* [Exercise inputs]
○ ○ ○ ○
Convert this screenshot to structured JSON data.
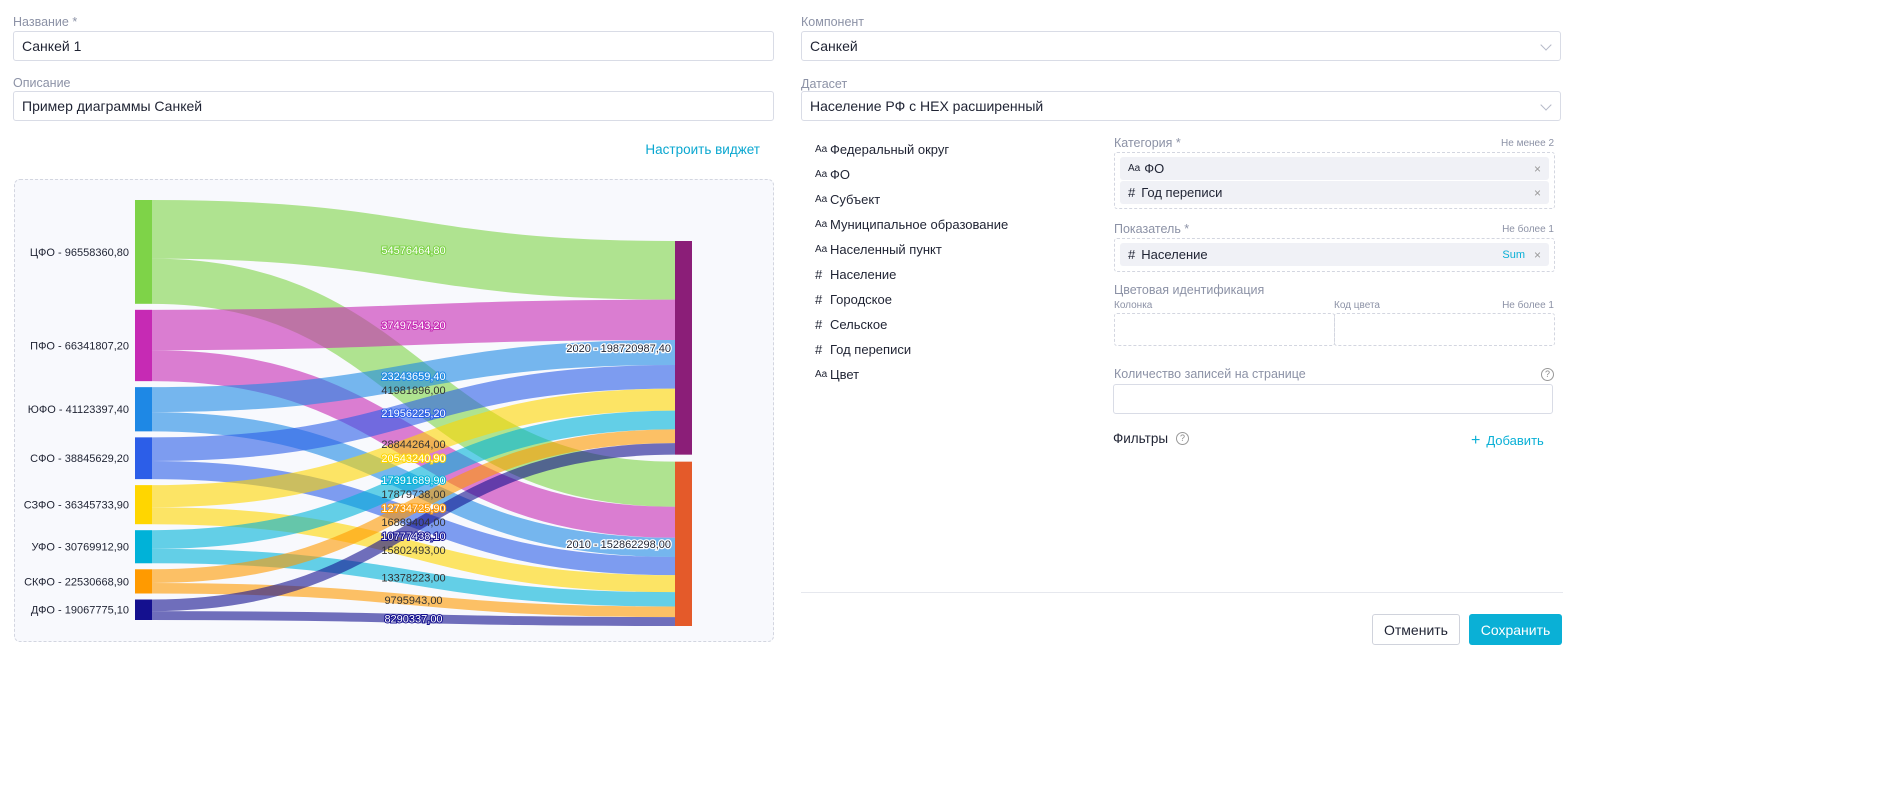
{
  "form": {
    "name_label": "Название *",
    "name_value": "Санкей 1",
    "desc_label": "Описание",
    "desc_value": "Пример диаграммы Санкей",
    "configure_link": "Настроить виджет",
    "component_label": "Компонент",
    "component_value": "Санкей",
    "dataset_label": "Датасет",
    "dataset_value": "Население РФ с HEX расширенный"
  },
  "fields": [
    {
      "type": "Aa",
      "label": "Федеральный округ"
    },
    {
      "type": "Aa",
      "label": "ФО"
    },
    {
      "type": "Aa",
      "label": "Субъект"
    },
    {
      "type": "Aa",
      "label": "Муниципальное образование"
    },
    {
      "type": "Aa",
      "label": "Населенный пункт"
    },
    {
      "type": "#",
      "label": "Население"
    },
    {
      "type": "#",
      "label": "Городское"
    },
    {
      "type": "#",
      "label": "Сельское"
    },
    {
      "type": "#",
      "label": "Год переписи"
    },
    {
      "type": "Aa",
      "label": "Цвет"
    }
  ],
  "settings": {
    "category_label": "Категория *",
    "category_hint": "Не менее 2",
    "category_items": [
      {
        "type": "Aa",
        "label": "ФО"
      },
      {
        "type": "#",
        "label": "Год переписи"
      }
    ],
    "measure_label": "Показатель *",
    "measure_hint": "Не более 1",
    "measure_item": {
      "type": "#",
      "label": "Население",
      "agg": "Sum"
    },
    "color_label": "Цветовая идентификация",
    "color_column": "Колонка",
    "color_code": "Код цвета",
    "color_hint": "Не более 1",
    "page_size_label": "Количество записей на странице",
    "page_size_value": "",
    "filters_label": "Фильтры",
    "add_label": "Добавить",
    "cancel": "Отменить",
    "save": "Сохранить"
  },
  "colors": {
    "accent": "#0ab0d6"
  },
  "chart_data": {
    "type": "sankey",
    "nodes": [
      {
        "name": "ЦФО",
        "value": 96558360.8,
        "color": "#7ed348"
      },
      {
        "name": "ПФО",
        "value": 66341807.2,
        "color": "#c62ab4"
      },
      {
        "name": "ЮФО",
        "value": 41123397.4,
        "color": "#1e88e5"
      },
      {
        "name": "СФО",
        "value": 38845629.2,
        "color": "#2c5ee8"
      },
      {
        "name": "СЗФО",
        "value": 36345733.9,
        "color": "#ffd600"
      },
      {
        "name": "УФО",
        "value": 30769912.9,
        "color": "#00b2d8"
      },
      {
        "name": "СКФО",
        "value": 22530668.9,
        "color": "#ff9a00"
      },
      {
        "name": "ДФО",
        "value": 19067775.1,
        "color": "#14108f"
      },
      {
        "name": "2020",
        "value": 198720987.4,
        "color": "#8b1e78"
      },
      {
        "name": "2010",
        "value": 152862298.0,
        "color": "#e45a2a"
      }
    ],
    "links": [
      {
        "source": "ЦФО",
        "target": "2020",
        "value": 54576464.8
      },
      {
        "source": "ЦФО",
        "target": "2010",
        "value": 41981896.0
      },
      {
        "source": "ПФО",
        "target": "2020",
        "value": 37497543.2
      },
      {
        "source": "ПФО",
        "target": "2010",
        "value": 28844264.0
      },
      {
        "source": "ЮФО",
        "target": "2020",
        "value": 23243659.4
      },
      {
        "source": "ЮФО",
        "target": "2010",
        "value": 17879738.0
      },
      {
        "source": "СФО",
        "target": "2020",
        "value": 21956225.2
      },
      {
        "source": "СФО",
        "target": "2010",
        "value": 16889404.0
      },
      {
        "source": "СЗФО",
        "target": "2020",
        "value": 20543240.9
      },
      {
        "source": "СЗФО",
        "target": "2010",
        "value": 15802493.0
      },
      {
        "source": "УФО",
        "target": "2020",
        "value": 17391689.9
      },
      {
        "source": "УФО",
        "target": "2010",
        "value": 13378223.0
      },
      {
        "source": "СКФО",
        "target": "2020",
        "value": 12734725.9
      },
      {
        "source": "СКФО",
        "target": "2010",
        "value": 9795943.0
      },
      {
        "source": "ДФО",
        "target": "2020",
        "value": 10777438.1
      },
      {
        "source": "ДФО",
        "target": "2010",
        "value": 8290337.0
      }
    ]
  }
}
○ ○ ○ ○
* [Your instructions] Find how many lines of the entries contain "Санкей". Respond with the number only.

* [Problem solution] 3